Do not include the pictures; repeat the rest of the data exactly.
── Given records ──
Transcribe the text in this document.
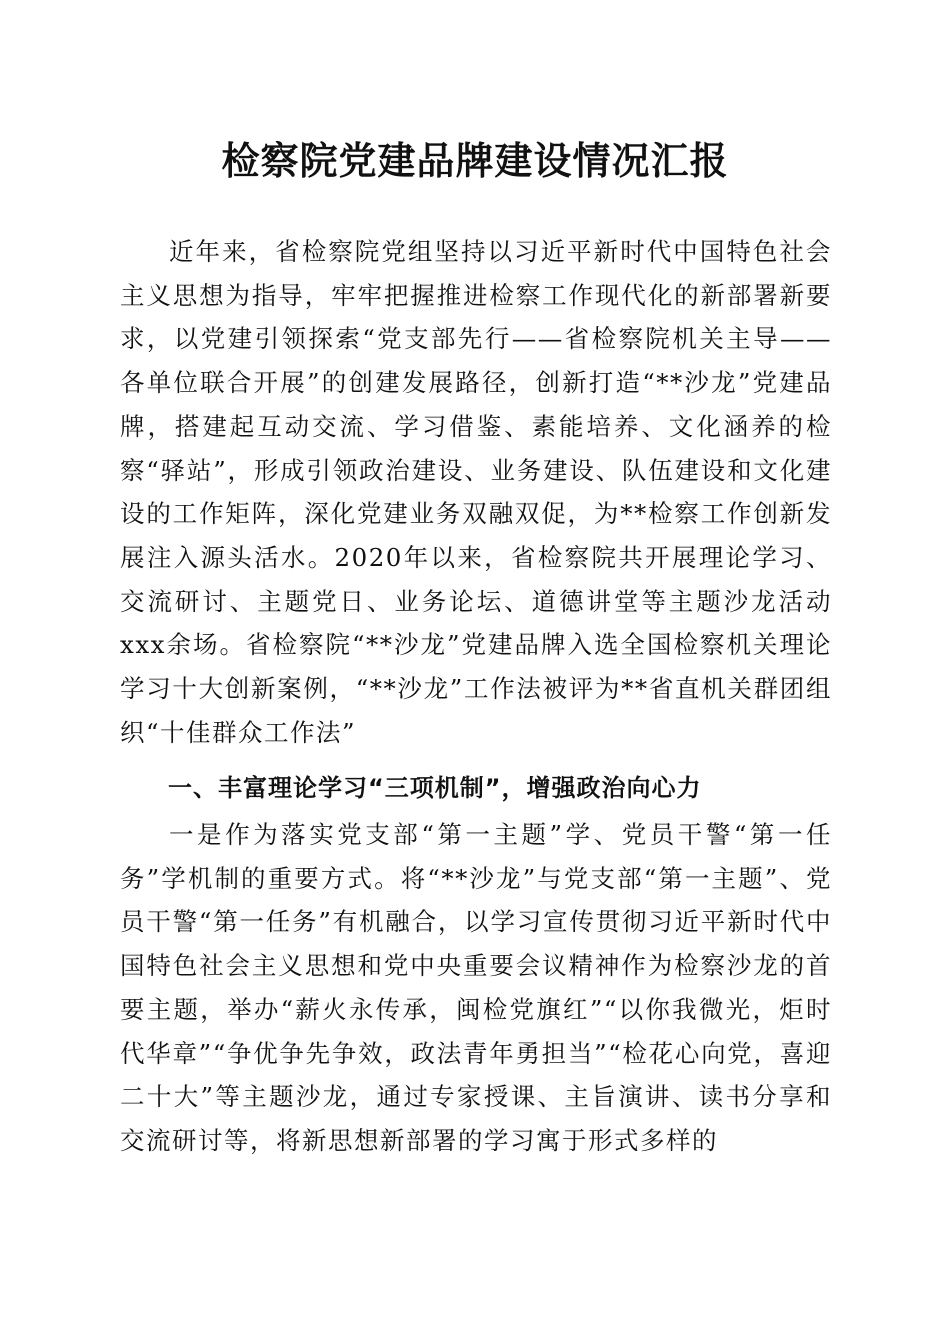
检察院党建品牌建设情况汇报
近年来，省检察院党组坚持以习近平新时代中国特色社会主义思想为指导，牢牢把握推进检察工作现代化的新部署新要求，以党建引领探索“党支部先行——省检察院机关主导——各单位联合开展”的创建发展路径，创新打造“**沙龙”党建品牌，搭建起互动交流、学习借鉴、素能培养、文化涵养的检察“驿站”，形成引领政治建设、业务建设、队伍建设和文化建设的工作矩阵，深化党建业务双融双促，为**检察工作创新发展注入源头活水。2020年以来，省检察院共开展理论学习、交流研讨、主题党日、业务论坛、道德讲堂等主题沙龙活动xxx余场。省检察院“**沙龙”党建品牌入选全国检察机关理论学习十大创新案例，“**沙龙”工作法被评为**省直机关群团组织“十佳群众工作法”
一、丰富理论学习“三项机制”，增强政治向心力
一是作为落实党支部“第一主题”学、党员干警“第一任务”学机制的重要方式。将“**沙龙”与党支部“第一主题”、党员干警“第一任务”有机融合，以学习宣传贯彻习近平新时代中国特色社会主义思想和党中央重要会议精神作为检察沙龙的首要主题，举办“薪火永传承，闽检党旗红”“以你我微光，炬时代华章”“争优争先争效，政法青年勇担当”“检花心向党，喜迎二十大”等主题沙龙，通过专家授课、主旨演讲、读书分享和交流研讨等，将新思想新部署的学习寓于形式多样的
───
→ Result of this task:
Transcribe the text in this document.
检察院党建品牌建设情况汇报
近年来，省检察院党组坚持以习近平新时代中国特色社会主义思想为指导，牢牢把握推进检察工作现代化的新部署新要求，以党建引领探索“党支部先行——省检察院机关主导——各单位联合开展”的创建发展路径，创新打造“**沙龙”党建品牌，搭建起互动交流、学习借鉴、素能培养、文化涵养的检察“驿站”，形成引领政治建设、业务建设、队伍建设和文化建设的工作矩阵，深化党建业务双融双促，为**检察工作创新发展注入源头活水。2020年以来，省检察院共开展理论学习、交流研讨、主题党日、业务论坛、道德讲堂等主题沙龙活动xxx余场。省检察院“**沙龙”党建品牌入选全国检察机关理论学习十大创新案例，“**沙龙”工作法被评为**省直机关群团组织“十佳群众工作法”
一、丰富理论学习“三项机制”，增强政治向心力
一是作为落实党支部“第一主题”学、党员干警“第一任务”学机制的重要方式。将“**沙龙”与党支部“第一主题”、党员干警“第一任务”有机融合，以学习宣传贯彻习近平新时代中国特色社会主义思想和党中央重要会议精神作为检察沙龙的首要主题，举办“薪火永传承，闽检党旗红”“以你我微光，炬时代华章”“争优争先争效，政法青年勇担当”“检花心向党，喜迎二十大”等主题沙龙，通过专家授课、主旨演讲、读书分享和交流研讨等，将新思想新部署的学习寓于形式多样的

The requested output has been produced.